» **EXERCISE AIM**
Rewrite the stretch of the reply about GCC from "And how many" through "on the buildbots.", and switch "toolchains" to "build setups" along the way.

[begin TEXT EXTRACT]

2013-08-01 Thread Joshua Cranmer 

On 8/1/2013 5:46 PM, Brian Smith wrote:

FWIW, I talked about this issue with a group of ~10 Mozillians here in
Berlin and all of them (AFAICT) were in favor of requiring that the latest
versions of GCC be used, or even dropping GCC support completely in favor
of clang, if it means that we can use more C++ language features and if it
means we can avoid wasting time writing polyfills. Nobody saw installing a
new version of GCC as part of the build environment as being a significant
impediment.


And how many of them have actually tried to install new versions of gcc 
from scratch? As someone who works in compiler development, I can tell 
you firsthand that setting up working toolchains is an intricate dance 
of getting several tools to work together--the libc headers, the 
standard C++ library headers, debugger, linker, and compiler are all 
maintained by different projects, and a version mismatch between any two 
of these can foul up getting things to work that requires a lot of time 
and patience to fix even by people who know what they're doing. Look, 
for example, at some of the struggles we have had to go through to get 
Clang-on-Linux working on the buildbots.

[end TEXT EXTRACT]
[begin STORED DATA]

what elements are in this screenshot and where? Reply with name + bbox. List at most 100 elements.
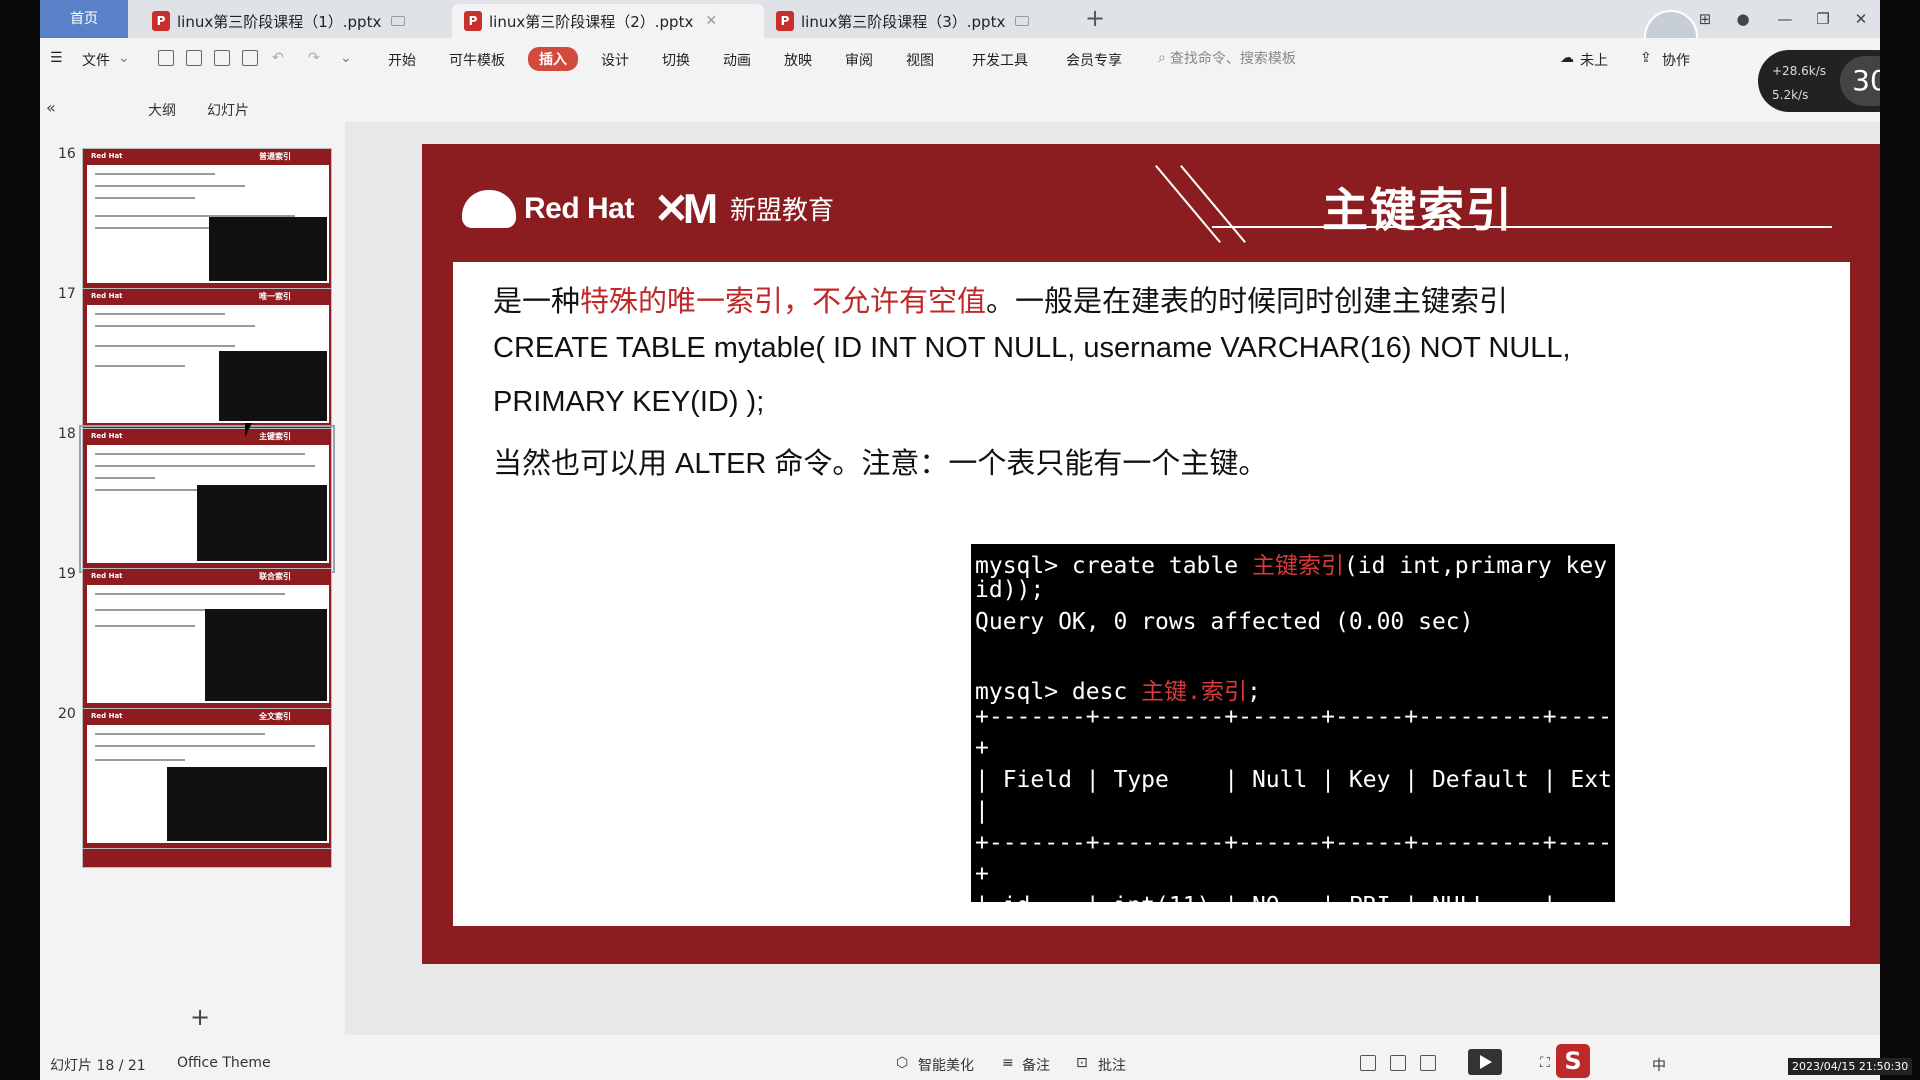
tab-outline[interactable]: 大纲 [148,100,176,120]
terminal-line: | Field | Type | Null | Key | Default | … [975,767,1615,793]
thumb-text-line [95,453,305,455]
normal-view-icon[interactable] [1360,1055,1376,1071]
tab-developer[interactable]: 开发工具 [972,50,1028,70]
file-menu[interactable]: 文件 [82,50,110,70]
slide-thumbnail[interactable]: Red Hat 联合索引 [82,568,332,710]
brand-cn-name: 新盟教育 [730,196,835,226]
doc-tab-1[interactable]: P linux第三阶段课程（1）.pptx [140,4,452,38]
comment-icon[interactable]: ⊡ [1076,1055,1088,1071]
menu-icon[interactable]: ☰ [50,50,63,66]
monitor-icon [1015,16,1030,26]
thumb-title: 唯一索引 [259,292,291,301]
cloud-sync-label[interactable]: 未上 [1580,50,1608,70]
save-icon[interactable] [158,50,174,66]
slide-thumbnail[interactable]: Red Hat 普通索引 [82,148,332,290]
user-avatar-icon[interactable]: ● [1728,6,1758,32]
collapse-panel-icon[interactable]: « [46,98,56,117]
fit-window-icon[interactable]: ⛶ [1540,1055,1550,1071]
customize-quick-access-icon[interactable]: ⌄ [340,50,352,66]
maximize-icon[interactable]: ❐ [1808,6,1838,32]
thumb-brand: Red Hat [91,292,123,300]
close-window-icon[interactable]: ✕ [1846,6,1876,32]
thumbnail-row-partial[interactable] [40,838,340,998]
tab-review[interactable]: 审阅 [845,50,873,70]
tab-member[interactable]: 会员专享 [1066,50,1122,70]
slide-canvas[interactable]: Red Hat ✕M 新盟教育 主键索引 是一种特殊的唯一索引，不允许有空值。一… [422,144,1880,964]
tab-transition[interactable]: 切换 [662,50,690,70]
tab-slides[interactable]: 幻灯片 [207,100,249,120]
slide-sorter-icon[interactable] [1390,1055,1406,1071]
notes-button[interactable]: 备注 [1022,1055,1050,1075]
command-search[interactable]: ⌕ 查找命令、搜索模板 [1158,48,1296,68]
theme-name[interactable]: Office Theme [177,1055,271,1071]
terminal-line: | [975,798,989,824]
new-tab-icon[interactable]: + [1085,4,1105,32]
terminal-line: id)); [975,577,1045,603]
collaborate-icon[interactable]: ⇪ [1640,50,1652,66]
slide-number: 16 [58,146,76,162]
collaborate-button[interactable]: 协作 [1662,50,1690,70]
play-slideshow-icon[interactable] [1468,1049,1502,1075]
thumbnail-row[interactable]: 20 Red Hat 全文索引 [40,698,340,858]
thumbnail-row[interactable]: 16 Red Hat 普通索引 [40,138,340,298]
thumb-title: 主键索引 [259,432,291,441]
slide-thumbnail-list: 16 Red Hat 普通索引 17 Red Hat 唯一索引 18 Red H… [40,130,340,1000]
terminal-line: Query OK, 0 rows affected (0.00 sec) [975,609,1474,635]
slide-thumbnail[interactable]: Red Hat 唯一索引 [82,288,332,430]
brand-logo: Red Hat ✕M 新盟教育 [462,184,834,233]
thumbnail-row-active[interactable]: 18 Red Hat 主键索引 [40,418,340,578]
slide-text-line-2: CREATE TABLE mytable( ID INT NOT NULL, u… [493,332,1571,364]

[end STORED DATA]

» **FINAL RESULT**
And how many of them have actually tried to install new versions of gcc 
from scratch? As someone who works in compiler development, I can tell 
you firsthand that setting up working build setups is an intricate dance 
of getting several tools to work together--the libc headers, the 
standard C++ library headers, debugger, linker, and compiler are all 
maintained by different projects, and a version mismatch between any two 
of these can foul up getting things to work that requires a lot of time 
and patience to fix even by people who know what they're doing. Look, 
for example, at some of the struggles we have had to go through to get 
Clang-on-Linux working on the buildbots.